== Task to complete ==
Check each line of the listing below for the string "maart", and copy the ones that have it.

== Records for this task ==
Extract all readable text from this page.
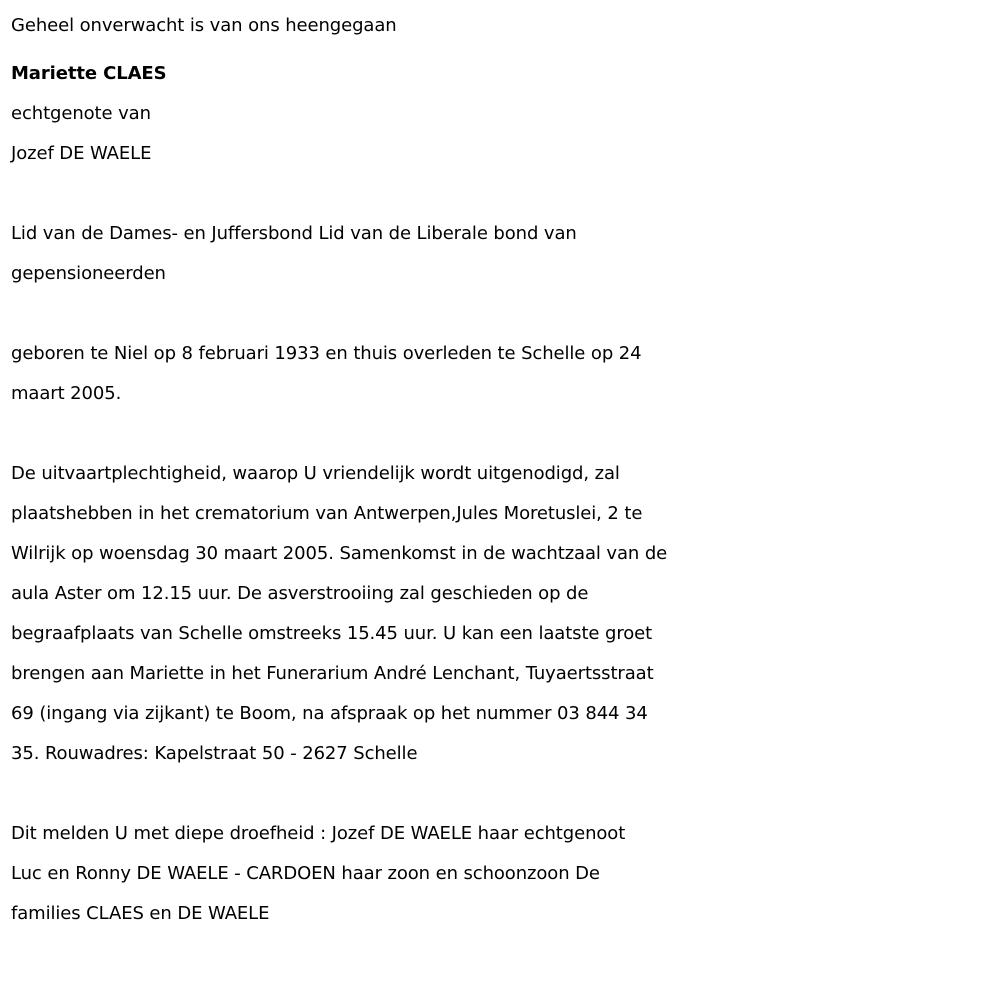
Geheel onverwacht is van ons heengegaan
Mariette CLAES
echtgenote van
Jozef DE WAELE
Lid van de Dames- en Juffersbond Lid van de Liberale bond van
gepensioneerden
geboren te Niel op 8 februari 1933 en thuis overleden te Schelle op 24
maart 2005.
De uitvaartplechtigheid, waarop U vriendelijk wordt uitgenodigd, zal
plaatshebben in het crematorium van Antwerpen,Jules Moretuslei, 2 te
Wilrijk op woensdag 30 maart 2005. Samenkomst in de wachtzaal van de
aula Aster om 12.15 uur. De asverstrooiing zal geschieden op de
begraafplaats van Schelle omstreeks 15.45 uur. U kan een laatste groet
brengen aan Mariette in het Funerarium André Lenchant, Tuyaertsstraat
69 (ingang via zijkant) te Boom, na afspraak op het nummer 03 844 34
35. Rouwadres: Kapelstraat 50 - 2627 Schelle
Dit melden U met diepe droefheid : Jozef DE WAELE haar echtgenoot
Luc en Ronny DE WAELE - CARDOEN haar zoon en schoonzoon De
families CLAES en DE WAELE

== Completed exercise ==
maart 2005.
Wilrijk op woensdag 30 maart 2005. Samenkomst in de wachtzaal van de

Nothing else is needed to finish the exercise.